* _Set problem_
Reproduce the material below word for word, from the line with "for every button, label, input, icon, or" to the line with "tax-jurisdiction-cell[interactable] xyxy=(517,380,627,400)", including both of those lines. Omit the pictures from your answer.

* _Task material_
** Begin **
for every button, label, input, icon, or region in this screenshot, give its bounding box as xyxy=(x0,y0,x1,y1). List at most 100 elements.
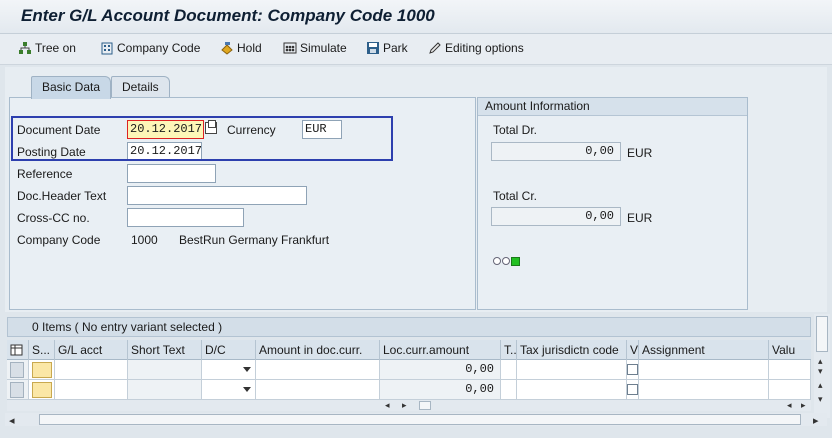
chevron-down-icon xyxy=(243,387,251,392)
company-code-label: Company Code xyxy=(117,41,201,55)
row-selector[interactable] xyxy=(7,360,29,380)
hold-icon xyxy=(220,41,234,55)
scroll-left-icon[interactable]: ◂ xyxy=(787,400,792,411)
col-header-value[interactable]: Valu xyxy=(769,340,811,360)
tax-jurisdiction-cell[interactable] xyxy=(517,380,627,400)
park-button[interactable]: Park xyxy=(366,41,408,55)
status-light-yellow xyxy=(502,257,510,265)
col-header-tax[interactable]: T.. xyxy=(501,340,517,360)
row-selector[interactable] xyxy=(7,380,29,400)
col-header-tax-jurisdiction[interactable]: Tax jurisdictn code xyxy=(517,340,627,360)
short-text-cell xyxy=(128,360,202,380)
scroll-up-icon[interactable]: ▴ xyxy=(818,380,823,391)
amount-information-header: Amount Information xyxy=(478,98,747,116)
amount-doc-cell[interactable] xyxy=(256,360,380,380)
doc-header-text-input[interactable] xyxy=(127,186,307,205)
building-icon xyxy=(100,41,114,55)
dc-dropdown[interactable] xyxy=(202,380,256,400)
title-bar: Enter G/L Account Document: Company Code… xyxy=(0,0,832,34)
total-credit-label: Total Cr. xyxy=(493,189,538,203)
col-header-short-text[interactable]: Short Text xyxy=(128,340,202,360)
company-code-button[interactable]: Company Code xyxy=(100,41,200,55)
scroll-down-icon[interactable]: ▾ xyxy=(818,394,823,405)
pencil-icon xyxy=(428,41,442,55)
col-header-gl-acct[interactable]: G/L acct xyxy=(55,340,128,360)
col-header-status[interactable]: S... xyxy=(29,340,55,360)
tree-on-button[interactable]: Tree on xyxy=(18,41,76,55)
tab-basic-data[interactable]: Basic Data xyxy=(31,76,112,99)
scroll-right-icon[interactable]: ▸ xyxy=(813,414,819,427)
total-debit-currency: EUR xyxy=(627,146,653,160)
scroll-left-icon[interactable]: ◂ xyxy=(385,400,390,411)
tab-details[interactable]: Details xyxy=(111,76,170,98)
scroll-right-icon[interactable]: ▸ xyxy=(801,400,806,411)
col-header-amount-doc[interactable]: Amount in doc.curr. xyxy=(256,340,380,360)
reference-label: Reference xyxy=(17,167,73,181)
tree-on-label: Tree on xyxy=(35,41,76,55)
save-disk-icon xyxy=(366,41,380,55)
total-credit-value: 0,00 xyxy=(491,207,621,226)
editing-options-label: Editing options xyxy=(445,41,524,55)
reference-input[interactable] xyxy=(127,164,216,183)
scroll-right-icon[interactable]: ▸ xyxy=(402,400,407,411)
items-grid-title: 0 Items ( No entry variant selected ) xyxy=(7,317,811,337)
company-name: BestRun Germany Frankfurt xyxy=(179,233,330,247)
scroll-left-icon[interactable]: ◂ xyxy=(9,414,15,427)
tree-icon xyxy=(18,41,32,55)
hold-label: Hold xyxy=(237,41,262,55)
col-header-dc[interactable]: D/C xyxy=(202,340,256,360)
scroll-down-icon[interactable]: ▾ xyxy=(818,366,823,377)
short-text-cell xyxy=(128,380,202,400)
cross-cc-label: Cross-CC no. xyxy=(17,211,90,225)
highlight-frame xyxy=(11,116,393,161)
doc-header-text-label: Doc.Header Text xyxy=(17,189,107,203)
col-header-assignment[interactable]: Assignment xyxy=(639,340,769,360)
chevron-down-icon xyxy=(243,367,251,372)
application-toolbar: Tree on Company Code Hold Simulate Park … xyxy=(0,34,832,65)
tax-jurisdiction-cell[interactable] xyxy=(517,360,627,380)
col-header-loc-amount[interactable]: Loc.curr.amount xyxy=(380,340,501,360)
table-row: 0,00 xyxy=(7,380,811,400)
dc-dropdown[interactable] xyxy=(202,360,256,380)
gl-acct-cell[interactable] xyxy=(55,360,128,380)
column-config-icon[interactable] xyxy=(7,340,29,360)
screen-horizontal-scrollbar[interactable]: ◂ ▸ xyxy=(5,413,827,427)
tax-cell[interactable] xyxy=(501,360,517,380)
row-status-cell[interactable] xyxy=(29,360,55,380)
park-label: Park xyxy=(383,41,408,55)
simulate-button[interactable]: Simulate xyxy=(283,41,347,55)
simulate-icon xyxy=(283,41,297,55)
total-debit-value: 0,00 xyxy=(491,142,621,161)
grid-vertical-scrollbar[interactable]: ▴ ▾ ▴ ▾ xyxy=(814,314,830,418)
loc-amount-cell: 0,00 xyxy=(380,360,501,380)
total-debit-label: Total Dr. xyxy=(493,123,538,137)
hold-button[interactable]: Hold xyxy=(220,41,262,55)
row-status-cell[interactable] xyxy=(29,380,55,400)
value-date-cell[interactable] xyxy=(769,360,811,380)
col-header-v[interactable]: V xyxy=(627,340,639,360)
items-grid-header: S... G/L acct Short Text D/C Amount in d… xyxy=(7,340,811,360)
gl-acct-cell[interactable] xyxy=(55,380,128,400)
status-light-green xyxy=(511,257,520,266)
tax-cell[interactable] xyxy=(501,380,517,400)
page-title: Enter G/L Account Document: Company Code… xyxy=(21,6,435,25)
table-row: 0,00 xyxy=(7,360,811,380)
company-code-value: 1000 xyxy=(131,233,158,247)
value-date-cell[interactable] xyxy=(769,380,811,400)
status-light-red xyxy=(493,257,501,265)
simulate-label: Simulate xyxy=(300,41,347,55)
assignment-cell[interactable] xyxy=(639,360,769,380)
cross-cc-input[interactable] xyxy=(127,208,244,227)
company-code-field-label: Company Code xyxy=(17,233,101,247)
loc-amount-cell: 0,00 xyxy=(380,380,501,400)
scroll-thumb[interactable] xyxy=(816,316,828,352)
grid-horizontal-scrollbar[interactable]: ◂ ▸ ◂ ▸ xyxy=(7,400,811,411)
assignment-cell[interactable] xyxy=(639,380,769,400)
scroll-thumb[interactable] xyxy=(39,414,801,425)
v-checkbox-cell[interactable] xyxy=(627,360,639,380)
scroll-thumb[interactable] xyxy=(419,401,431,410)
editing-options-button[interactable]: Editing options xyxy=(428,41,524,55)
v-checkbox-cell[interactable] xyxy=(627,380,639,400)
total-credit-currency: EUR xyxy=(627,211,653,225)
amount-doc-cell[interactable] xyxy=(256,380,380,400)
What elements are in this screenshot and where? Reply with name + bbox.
** End **
** Begin **
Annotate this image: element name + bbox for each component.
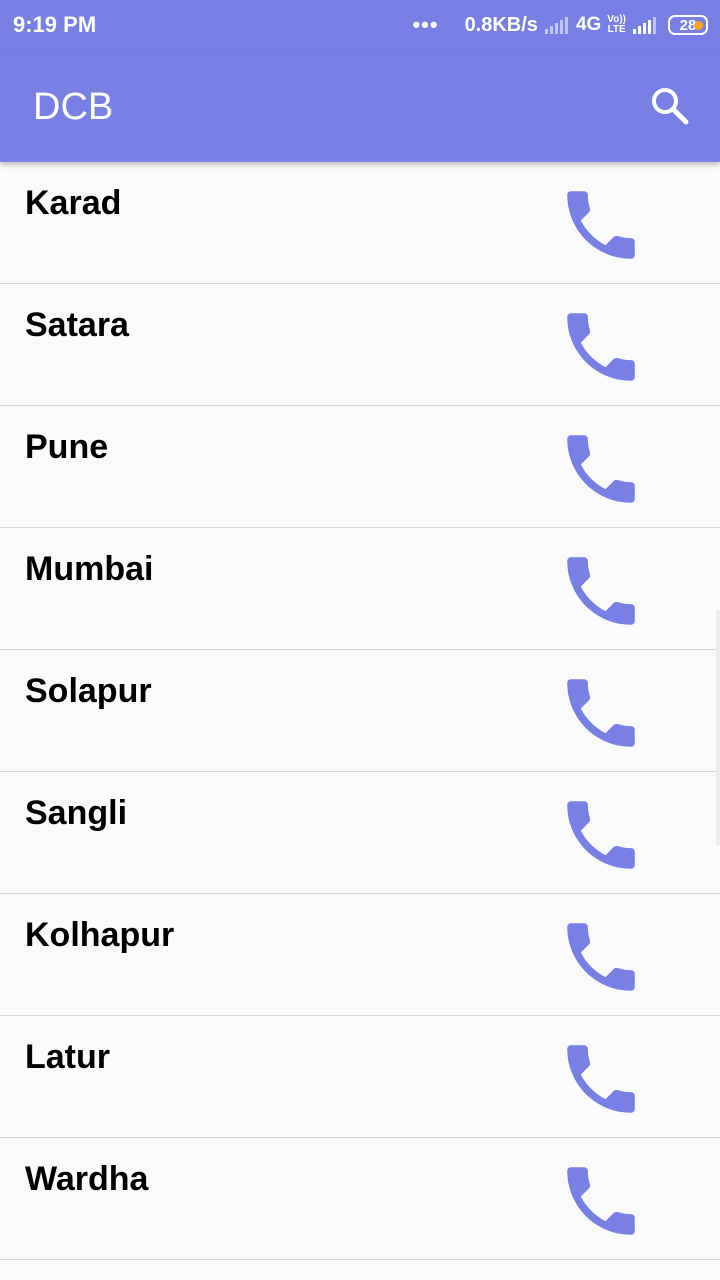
** End **
* _Task solution_
for every button, label, input, icon, or region in this screenshot, give its bounding box as xyxy=(x0,y0,x1,y1). List at most 100 elements.
chevron-down-icon xyxy=(243,387,251,392)
company-code-label: Company Code xyxy=(117,41,201,55)
row-selector[interactable] xyxy=(7,360,29,380)
hold-icon xyxy=(220,41,234,55)
scroll-left-icon[interactable]: ◂ xyxy=(787,400,792,411)
col-header-value[interactable]: Valu xyxy=(769,340,811,360)
tax-jurisdiction-cell[interactable] xyxy=(517,380,627,400)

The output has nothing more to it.